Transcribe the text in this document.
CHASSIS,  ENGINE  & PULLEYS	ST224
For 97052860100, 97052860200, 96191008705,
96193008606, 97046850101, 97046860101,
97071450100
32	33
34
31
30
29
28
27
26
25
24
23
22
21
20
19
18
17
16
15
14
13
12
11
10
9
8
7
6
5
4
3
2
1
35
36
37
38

▸ **GIVEN PROBLEM**: Show the data once more, exactly as it was written.

▸ **TASK SOLUTION**:
Transcribe the text in this document.
CHASSIS,  ENGINE  & PULLEYS	ST224
For 97052860100, 97052860200, 96191008705,
96193008606, 97046850101, 97046860101,
97071450100
32	33
34
31
30
29
28
27
26
25
24
23
22
21
20
19
18
17
16
15
14
13
12
11
10
9
8
7
6
5
4
3
2
1
35
36
37
38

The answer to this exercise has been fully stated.